# [Exercise]
Write out the records that appear below, verbatim and complete, but without pictures.

# [Data to process]

▼

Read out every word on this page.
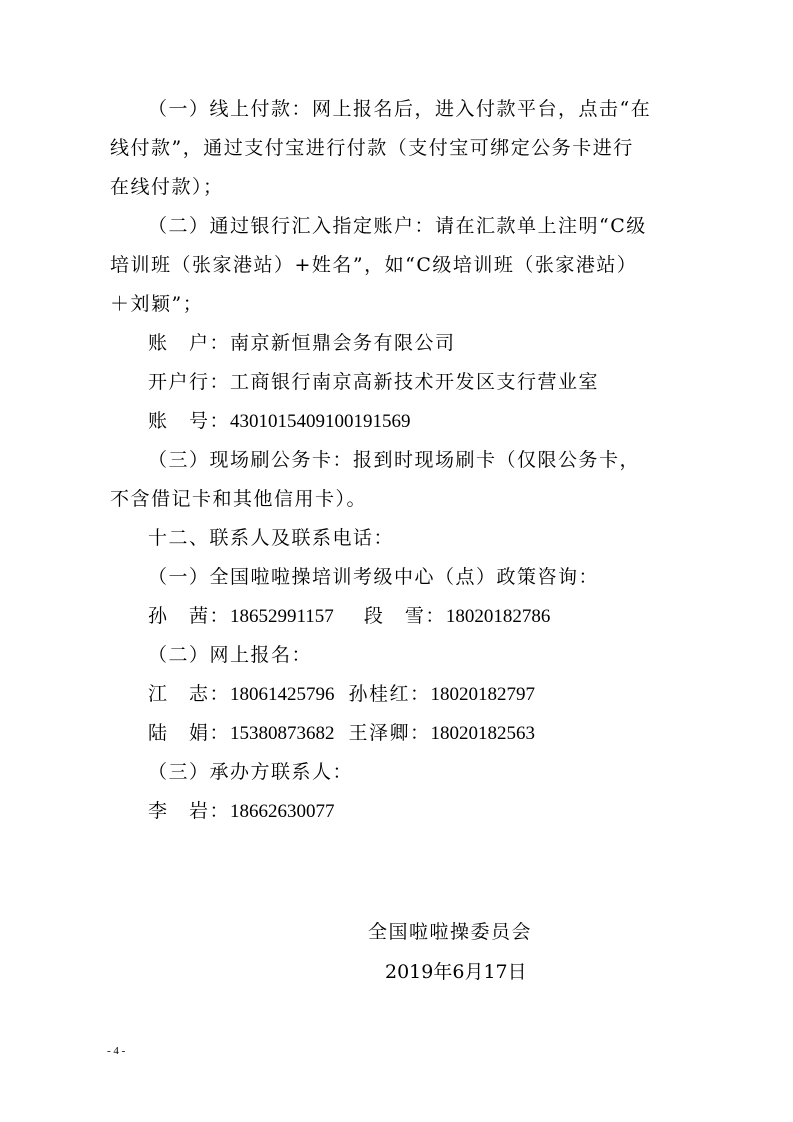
（一）线上付款：网上报名后，进入付款平台，点击“在
线付款”，通过支付宝进行付款（支付宝可绑定公务卡进行
在线付款）；
（二）通过银行汇入指定账户：请在汇款单上注明“C级
培训班（张家港站）+姓名”，如“C级培训班（张家港站）
＋刘颖”；
账　户：南京新恒鼎会务有限公司
开户行：工商银行南京高新技术开发区支行营业室
账　号：4301015409100191569
（三）现场刷公务卡：报到时现场刷卡（仅限公务卡，
不含借记卡和其他信用卡）。
十二、联系人及联系电话：
（一）全国啦啦操培训考级中心（点）政策咨询：
孙　茜：18652991157 段　雪：18020182786
（二）网上报名：
江　志：18061425796 孙桂红：18020182797
陆　娟：15380873682 王泽卿：18020182563
（三）承办方联系人：
李　岩：18662630077
全国啦啦操委员会
2019年6月17日
- 4 -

▲

# [Exercise response]
Read out every word on this page.
（一）线上付款：网上报名后，进入付款平台，点击“在
线付款”，通过支付宝进行付款（支付宝可绑定公务卡进行
在线付款）；
（二）通过银行汇入指定账户：请在汇款单上注明“C级
培训班（张家港站）+姓名”，如“C级培训班（张家港站）
＋刘颖”；
账　户：南京新恒鼎会务有限公司
开户行：工商银行南京高新技术开发区支行营业室
账　号：4301015409100191569
（三）现场刷公务卡：报到时现场刷卡（仅限公务卡，
不含借记卡和其他信用卡）。
十二、联系人及联系电话：
（一）全国啦啦操培训考级中心（点）政策咨询：
孙　茜：18652991157 段　雪：18020182786
（二）网上报名：
江　志：18061425796 孙桂红：18020182797
陆　娟：15380873682 王泽卿：18020182563
（三）承办方联系人：
李　岩：18662630077
全国啦啦操委员会
2019年6月17日
- 4 -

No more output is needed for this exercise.